Your objective
What lines of the data hold the string "this"? Pull each one out.

Excerpts from a figure dataset
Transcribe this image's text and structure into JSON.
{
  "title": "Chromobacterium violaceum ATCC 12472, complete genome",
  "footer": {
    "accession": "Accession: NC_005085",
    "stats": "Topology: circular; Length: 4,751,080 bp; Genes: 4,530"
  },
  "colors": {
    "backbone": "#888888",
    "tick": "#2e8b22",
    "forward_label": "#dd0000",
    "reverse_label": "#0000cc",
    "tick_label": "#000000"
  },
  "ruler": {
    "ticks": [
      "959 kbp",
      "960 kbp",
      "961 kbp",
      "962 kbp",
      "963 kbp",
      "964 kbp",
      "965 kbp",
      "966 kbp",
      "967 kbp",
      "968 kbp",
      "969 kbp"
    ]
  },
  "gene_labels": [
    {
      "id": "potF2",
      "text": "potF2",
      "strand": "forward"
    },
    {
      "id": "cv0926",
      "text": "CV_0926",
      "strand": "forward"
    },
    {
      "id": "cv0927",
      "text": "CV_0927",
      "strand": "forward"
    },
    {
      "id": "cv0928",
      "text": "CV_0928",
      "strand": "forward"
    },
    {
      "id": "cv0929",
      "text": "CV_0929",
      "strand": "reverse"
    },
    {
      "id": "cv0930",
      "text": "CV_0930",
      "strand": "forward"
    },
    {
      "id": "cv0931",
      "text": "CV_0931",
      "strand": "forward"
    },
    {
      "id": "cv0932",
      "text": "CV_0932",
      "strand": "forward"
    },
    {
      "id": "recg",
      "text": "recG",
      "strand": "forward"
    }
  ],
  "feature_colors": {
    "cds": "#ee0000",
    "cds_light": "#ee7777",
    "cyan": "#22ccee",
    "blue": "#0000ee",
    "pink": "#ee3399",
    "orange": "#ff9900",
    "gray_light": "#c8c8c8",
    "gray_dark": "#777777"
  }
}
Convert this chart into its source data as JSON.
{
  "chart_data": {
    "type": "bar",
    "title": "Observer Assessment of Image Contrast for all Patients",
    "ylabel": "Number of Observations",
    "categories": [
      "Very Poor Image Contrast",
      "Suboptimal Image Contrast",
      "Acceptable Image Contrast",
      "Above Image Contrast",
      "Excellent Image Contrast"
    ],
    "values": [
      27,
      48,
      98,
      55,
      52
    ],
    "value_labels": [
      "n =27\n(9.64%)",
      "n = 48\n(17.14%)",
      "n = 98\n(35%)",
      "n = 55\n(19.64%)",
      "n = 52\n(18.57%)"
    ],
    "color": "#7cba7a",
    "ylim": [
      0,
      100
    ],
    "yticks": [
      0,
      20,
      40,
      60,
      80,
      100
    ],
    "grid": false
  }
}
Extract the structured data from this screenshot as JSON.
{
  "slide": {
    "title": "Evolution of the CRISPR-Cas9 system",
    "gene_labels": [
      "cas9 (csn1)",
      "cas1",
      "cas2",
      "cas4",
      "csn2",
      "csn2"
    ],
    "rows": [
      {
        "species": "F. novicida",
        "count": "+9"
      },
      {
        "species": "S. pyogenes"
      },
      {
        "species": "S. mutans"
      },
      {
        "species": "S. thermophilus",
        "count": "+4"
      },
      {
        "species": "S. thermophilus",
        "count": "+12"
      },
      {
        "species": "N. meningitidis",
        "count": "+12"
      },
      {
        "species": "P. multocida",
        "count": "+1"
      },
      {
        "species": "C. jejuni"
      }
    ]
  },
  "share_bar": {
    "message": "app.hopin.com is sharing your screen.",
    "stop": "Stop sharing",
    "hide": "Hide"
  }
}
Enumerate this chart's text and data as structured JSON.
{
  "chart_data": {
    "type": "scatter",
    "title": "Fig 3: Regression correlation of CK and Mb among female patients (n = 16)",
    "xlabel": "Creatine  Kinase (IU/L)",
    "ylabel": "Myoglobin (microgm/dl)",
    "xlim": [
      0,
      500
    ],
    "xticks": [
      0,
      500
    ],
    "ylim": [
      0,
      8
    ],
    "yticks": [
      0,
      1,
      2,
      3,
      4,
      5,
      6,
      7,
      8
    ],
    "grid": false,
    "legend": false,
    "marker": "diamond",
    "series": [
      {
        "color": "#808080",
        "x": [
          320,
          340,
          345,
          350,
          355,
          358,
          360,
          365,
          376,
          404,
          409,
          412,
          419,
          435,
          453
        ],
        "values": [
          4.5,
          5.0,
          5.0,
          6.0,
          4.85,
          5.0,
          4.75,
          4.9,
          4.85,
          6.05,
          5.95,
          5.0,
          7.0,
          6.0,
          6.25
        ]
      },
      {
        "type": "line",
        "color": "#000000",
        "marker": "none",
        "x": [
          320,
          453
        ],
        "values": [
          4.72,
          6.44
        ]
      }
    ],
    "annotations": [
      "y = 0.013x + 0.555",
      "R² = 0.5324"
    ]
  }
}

Expected output
Transcribe this image's text and structure into JSON.
Convert this chart into its source data as JSON.
Extract the structured data from this screenshot as JSON.
Enumerate this chart's text and data as structured JSON.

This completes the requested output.